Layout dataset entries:

-- begin --

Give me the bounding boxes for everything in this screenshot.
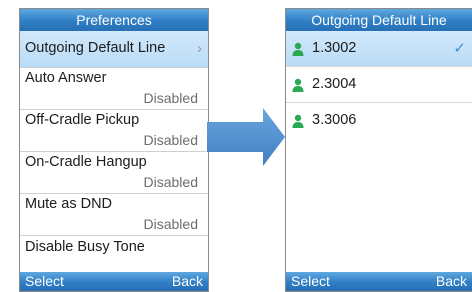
menu-item-label: Disable Busy Tone: [25, 239, 145, 255]
arrow-right-icon: [207, 108, 285, 166]
line-option-1[interactable]: 1.3002 ✓: [286, 31, 472, 67]
person-icon: [292, 42, 304, 56]
person-icon: [292, 78, 304, 92]
menu-item-value: Disabled: [143, 90, 198, 106]
back-softkey[interactable]: Back: [172, 272, 203, 291]
select-softkey[interactable]: Select: [25, 272, 64, 291]
menu-item-value: Disabled: [143, 216, 198, 232]
person-icon: [292, 114, 304, 128]
line-option-label: 3.3006: [312, 112, 357, 128]
menu-item-mute-as-dnd[interactable]: Mute as DND Disabled: [20, 194, 208, 236]
line-option-2[interactable]: 2.3004: [286, 67, 472, 103]
preferences-screen: Preferences Outgoing Default Line › Auto…: [19, 8, 209, 292]
back-softkey[interactable]: Back: [436, 272, 467, 291]
menu-item-value: Disabled: [143, 174, 198, 190]
menu-item-label: Off-Cradle Pickup: [25, 112, 140, 128]
checkmark-icon: ✓: [453, 40, 466, 57]
menu-item-on-cradle-hangup[interactable]: On-Cradle Hangup Disabled: [20, 152, 208, 194]
outgoing-default-line-screen: Outgoing Default Line 1.3002 ✓ 2.3004 3.…: [285, 8, 472, 292]
menu-item-label: On-Cradle Hangup: [25, 154, 147, 170]
menu-item-disable-busy-tone[interactable]: Disable Busy Tone: [20, 236, 208, 276]
screen-title: Preferences: [20, 9, 208, 31]
select-softkey[interactable]: Select: [291, 272, 330, 291]
screen-title: Outgoing Default Line: [286, 9, 472, 31]
line-option-label: 1.3002: [312, 40, 357, 56]
chevron-right-icon: ›: [197, 40, 202, 57]
softkey-bar: Select Back: [20, 272, 208, 291]
line-option-3[interactable]: 3.3006: [286, 103, 472, 139]
menu-item-off-cradle-pickup[interactable]: Off-Cradle Pickup Disabled: [20, 110, 208, 152]
line-option-label: 2.3004: [312, 76, 357, 92]
menu-item-label: Outgoing Default Line: [25, 40, 166, 56]
menu-item-value: Disabled: [143, 132, 198, 148]
menu-item-outgoing-default-line[interactable]: Outgoing Default Line ›: [20, 31, 208, 68]
menu-item-auto-answer[interactable]: Auto Answer Disabled: [20, 68, 208, 110]
menu-item-label: Auto Answer: [25, 70, 107, 86]
softkey-bar: Select Back: [286, 272, 472, 291]
menu-item-label: Mute as DND: [25, 196, 113, 212]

-- end --

■ Task to complete:
Lay out every line of the material above as a JSON list of strings, one string per line, skipping blank lines. Leave the pictures out of the answer.

■ Answer to this exercise:
[
  "Give me the bounding boxes for everything in this screenshot.",
  "menu-item-label: Disable Busy Tone: [25, 239, 145, 255]",
  "arrow-right-icon: [207, 108, 285, 166]",
  "line-option-1[interactable]: 1.3002 ✓: [286, 31, 472, 67]",
  "person-icon: [292, 42, 304, 56]",
  "person-icon: [292, 78, 304, 92]",
  "menu-item-value: Disabled: [143, 90, 198, 106]",
  "back-softkey[interactable]: Back: [172, 272, 203, 291]",
  "select-softkey[interactable]: Select: [25, 272, 64, 291]",
  "menu-item-value: Disabled: [143, 216, 198, 232]",
  "person-icon: [292, 114, 304, 128]",
  "line-option-label: 3.3006: [312, 112, 357, 128]",
  "menu-item-mute-as-dnd[interactable]: Mute as DND Disabled: [20, 194, 208, 236]",
  "line-option-2[interactable]: 2.3004: [286, 67, 472, 103]",
  "preferences-screen: Preferences Outgoing Default Line › Auto…: [19, 8, 209, 292]",
  "back-softkey[interactable]: Back: [436, 272, 467, 291]",
  "menu-item-value: Disabled: [143, 174, 198, 190]",
  "menu-item-label: Off-Cradle Pickup: [25, 112, 140, 128]",
  "checkmark-icon: ✓: [453, 40, 466, 57]",
  "menu-item-on-cradle-hangup[interactable]: On-Cradle Hangup Disabled: [20, 152, 208, 194]",
  "outgoing-default-line-screen: Outgoing Default Line 1.3002 ✓ 2.3004 3.…: [285, 8, 472, 292]",
  "menu-item-label: On-Cradle Hangup: [25, 154, 147, 170]",
  "menu-item-disable-busy-tone[interactable]: Disable Busy Tone: [20, 236, 208, 276]",
  "screen-title: Preferences: [20, 9, 208, 31]",
  "select-softkey[interactable]: Select: [291, 272, 330, 291]",
  "screen-title: Outgoing Default Line: [286, 9, 472, 31]",
  "line-option-label: 1.3002: [312, 40, 357, 56]",
  "chevron-right-icon: ›: [197, 40, 202, 57]",
  "softkey-bar: Select Back: [20, 272, 208, 291]",
  "line-option-3[interactable]: 3.3006: [286, 103, 472, 139]",
  "menu-item-off-cradle-pickup[interactable]: Off-Cradle Pickup Disabled: [20, 110, 208, 152]",
  "line-option-label: 2.3004: [312, 76, 357, 92]",
  "menu-item-label: Outgoing Default Line: [25, 40, 166, 56]",
  "menu-item-value: Disabled: [143, 132, 198, 148]",
  "menu-item-outgoing-default-line[interactable]: Outgoing Default Line ›: [20, 31, 208, 68]",
  "menu-item-auto-answer[interactable]: Auto Answer Disabled: [20, 68, 208, 110]",
  "menu-item-label: Auto Answer: [25, 70, 107, 86]",
  "softkey-bar: Select Back: [286, 272, 472, 291]",
  "menu-item-label: Mute as DND: [25, 196, 113, 212]"
]